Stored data
==================================================

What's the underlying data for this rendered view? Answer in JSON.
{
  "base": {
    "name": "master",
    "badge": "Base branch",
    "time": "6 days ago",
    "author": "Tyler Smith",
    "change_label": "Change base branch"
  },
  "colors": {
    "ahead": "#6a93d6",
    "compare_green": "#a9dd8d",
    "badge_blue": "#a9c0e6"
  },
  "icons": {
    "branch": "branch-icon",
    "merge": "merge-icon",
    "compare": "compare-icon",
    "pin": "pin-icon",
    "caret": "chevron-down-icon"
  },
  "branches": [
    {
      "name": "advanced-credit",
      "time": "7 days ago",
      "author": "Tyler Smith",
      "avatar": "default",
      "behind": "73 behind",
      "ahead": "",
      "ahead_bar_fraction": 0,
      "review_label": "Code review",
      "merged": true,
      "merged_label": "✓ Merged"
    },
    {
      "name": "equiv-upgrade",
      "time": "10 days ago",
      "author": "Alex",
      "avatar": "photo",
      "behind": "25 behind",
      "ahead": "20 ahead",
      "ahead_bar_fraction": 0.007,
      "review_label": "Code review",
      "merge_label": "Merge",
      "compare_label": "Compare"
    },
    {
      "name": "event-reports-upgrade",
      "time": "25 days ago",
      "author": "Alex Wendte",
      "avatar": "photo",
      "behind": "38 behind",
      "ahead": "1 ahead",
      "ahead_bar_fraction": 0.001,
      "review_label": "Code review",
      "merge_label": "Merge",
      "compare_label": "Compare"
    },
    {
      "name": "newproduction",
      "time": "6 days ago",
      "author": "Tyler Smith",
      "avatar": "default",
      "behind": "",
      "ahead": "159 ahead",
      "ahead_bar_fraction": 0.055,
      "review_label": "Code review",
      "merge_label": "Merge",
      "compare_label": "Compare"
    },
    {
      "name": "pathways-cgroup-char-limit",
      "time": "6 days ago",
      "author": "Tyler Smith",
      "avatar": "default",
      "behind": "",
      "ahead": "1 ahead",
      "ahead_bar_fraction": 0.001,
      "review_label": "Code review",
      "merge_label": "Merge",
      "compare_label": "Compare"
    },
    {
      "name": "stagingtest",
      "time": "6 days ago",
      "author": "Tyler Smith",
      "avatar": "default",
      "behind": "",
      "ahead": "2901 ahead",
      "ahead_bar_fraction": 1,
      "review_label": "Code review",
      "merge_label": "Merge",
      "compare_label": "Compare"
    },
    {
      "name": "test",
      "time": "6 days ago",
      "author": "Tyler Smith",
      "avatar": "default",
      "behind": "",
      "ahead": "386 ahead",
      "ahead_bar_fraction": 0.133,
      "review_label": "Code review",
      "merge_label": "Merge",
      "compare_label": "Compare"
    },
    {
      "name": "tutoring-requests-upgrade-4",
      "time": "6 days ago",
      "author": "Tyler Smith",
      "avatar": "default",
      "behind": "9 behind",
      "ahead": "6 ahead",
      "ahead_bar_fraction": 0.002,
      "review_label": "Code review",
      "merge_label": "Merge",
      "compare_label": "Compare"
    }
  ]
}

==================================================

Where a line holds the string "upgrade", copy that line.

▶ [TASK SOLUTION]:
      "name": "equiv-upgrade",
      "name": "event-reports-upgrade",
      "name": "tutoring-requests-upgrade-4",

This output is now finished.